• Data shown:
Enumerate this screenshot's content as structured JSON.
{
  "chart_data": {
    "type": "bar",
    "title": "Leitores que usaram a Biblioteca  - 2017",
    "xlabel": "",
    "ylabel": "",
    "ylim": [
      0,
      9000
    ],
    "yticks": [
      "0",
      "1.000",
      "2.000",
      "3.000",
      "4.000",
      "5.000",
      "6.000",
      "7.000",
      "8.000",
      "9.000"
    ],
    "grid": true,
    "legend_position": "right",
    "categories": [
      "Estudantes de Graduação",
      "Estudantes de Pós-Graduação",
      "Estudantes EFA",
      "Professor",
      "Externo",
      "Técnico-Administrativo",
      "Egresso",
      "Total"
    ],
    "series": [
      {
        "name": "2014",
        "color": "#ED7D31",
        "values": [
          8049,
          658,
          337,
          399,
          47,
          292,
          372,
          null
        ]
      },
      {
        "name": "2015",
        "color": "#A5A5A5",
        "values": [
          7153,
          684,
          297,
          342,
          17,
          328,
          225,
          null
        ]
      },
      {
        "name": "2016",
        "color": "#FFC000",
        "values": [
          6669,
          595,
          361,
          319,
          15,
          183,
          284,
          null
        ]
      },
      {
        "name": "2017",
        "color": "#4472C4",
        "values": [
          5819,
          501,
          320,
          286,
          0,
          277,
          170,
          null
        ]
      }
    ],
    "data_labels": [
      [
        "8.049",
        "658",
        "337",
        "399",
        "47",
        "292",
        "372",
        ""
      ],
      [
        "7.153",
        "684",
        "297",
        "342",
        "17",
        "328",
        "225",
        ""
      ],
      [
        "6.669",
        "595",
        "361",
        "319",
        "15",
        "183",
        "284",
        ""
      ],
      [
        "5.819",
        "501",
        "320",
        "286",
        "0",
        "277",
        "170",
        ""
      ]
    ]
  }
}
==
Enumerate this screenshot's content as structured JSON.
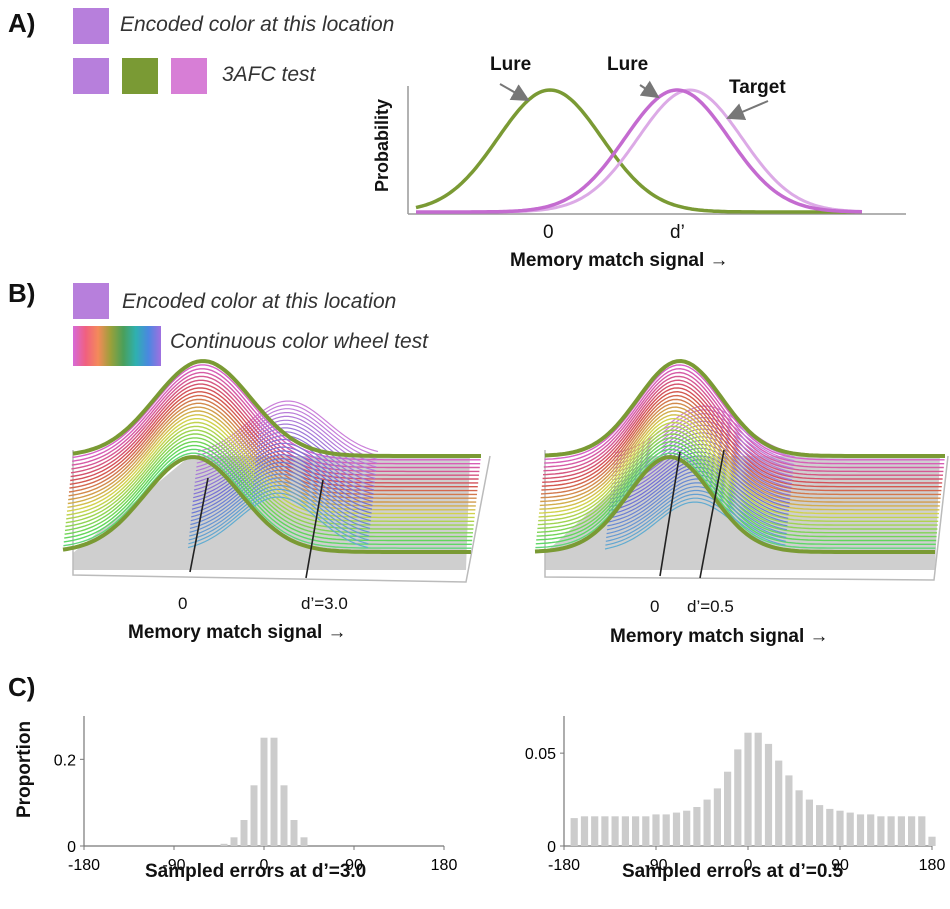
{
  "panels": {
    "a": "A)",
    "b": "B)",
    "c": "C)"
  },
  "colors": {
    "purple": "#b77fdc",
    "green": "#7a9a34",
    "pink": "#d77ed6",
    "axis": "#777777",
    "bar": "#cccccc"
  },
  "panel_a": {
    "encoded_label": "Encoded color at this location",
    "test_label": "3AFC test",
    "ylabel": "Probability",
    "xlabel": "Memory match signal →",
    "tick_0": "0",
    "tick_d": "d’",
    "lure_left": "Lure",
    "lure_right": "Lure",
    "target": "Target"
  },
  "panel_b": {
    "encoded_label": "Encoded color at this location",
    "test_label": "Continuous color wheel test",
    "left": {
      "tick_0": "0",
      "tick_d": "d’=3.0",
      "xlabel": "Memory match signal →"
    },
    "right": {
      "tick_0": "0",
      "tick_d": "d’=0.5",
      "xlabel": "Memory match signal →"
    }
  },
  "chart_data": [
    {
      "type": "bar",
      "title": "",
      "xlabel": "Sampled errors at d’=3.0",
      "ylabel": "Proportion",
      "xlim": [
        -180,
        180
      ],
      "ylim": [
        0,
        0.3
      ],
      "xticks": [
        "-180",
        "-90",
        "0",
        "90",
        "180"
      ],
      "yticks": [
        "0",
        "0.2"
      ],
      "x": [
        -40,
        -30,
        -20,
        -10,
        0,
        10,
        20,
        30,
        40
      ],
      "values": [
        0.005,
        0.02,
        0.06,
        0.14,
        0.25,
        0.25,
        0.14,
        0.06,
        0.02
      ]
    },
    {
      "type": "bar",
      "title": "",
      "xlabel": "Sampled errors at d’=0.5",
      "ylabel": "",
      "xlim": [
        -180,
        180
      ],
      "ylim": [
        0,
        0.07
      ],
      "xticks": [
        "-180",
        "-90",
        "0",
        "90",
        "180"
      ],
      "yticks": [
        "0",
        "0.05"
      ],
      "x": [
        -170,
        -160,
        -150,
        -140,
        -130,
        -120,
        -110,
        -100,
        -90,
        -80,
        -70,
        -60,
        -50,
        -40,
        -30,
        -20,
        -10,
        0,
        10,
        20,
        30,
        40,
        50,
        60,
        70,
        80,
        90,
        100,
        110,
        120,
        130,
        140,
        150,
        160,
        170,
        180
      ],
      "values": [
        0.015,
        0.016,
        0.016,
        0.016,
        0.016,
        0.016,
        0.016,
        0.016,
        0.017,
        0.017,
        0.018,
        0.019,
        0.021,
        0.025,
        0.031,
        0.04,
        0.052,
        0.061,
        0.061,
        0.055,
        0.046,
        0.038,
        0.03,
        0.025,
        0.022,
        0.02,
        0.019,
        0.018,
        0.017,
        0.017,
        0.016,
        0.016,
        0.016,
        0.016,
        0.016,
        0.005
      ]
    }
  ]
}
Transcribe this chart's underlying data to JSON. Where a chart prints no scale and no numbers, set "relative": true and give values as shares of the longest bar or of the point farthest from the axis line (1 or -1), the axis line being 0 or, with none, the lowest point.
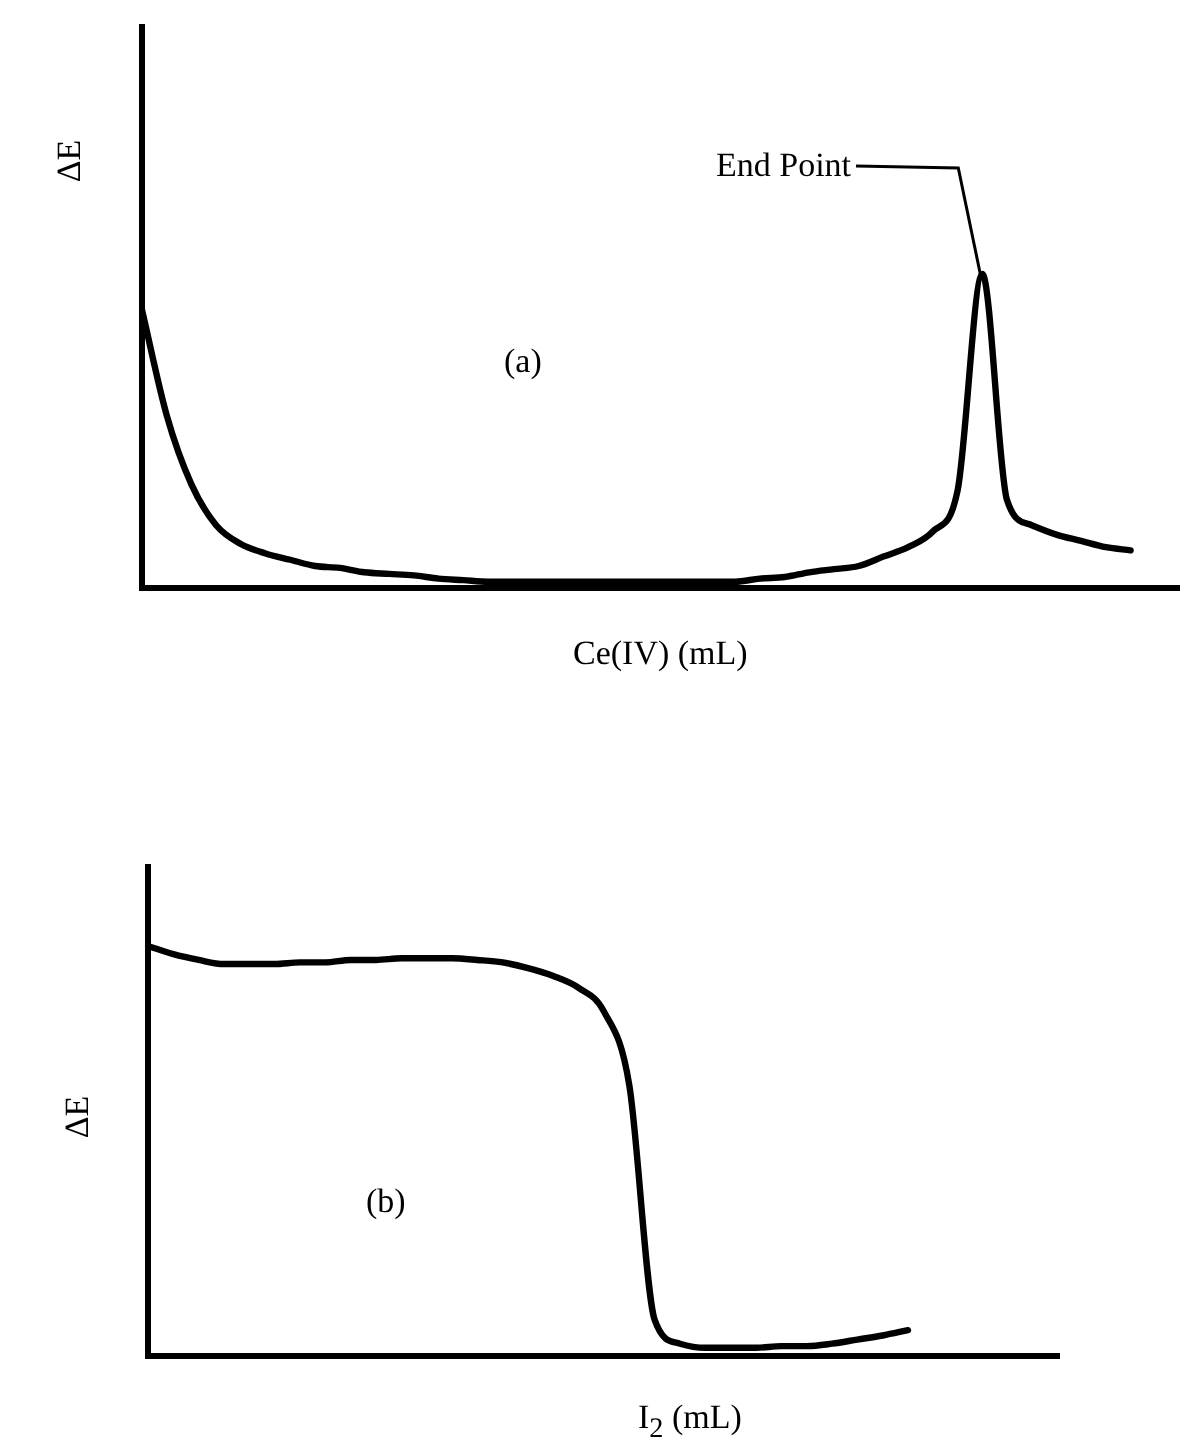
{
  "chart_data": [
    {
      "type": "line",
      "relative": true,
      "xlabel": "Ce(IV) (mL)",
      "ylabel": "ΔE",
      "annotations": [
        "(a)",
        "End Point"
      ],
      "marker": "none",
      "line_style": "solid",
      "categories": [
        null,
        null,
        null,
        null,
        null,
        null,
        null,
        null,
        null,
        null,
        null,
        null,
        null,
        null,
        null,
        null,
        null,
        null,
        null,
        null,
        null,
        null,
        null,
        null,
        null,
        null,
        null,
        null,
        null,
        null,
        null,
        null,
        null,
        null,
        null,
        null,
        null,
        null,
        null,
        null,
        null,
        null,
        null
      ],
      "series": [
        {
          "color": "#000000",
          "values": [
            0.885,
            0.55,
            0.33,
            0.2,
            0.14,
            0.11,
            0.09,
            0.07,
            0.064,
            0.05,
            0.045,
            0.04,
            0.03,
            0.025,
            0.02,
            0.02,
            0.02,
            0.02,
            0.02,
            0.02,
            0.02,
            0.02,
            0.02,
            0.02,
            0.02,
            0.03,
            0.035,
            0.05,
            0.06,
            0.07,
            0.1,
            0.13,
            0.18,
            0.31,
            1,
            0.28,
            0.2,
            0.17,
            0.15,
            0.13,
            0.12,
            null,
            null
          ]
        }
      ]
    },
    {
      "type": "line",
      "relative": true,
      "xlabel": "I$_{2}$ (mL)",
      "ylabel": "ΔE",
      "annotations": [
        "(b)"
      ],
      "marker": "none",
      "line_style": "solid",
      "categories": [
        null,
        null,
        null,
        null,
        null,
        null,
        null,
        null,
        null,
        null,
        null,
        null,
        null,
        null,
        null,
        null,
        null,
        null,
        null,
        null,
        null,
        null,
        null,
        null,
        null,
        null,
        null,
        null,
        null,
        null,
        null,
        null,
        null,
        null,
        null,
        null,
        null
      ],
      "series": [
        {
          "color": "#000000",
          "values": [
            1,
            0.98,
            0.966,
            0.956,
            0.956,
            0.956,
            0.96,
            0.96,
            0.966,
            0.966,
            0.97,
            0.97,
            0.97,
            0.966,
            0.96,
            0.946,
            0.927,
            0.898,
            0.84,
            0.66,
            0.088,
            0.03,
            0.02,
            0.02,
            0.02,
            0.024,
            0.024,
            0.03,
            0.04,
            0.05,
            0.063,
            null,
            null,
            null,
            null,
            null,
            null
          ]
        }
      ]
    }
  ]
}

• Task directions: From the material above, gather all lines that include the string "Estudantes" and copy them.

• Solution below:
      "Estudantes de Graduação",
      "Estudantes de Pós-Graduação",
      "Estudantes EFA",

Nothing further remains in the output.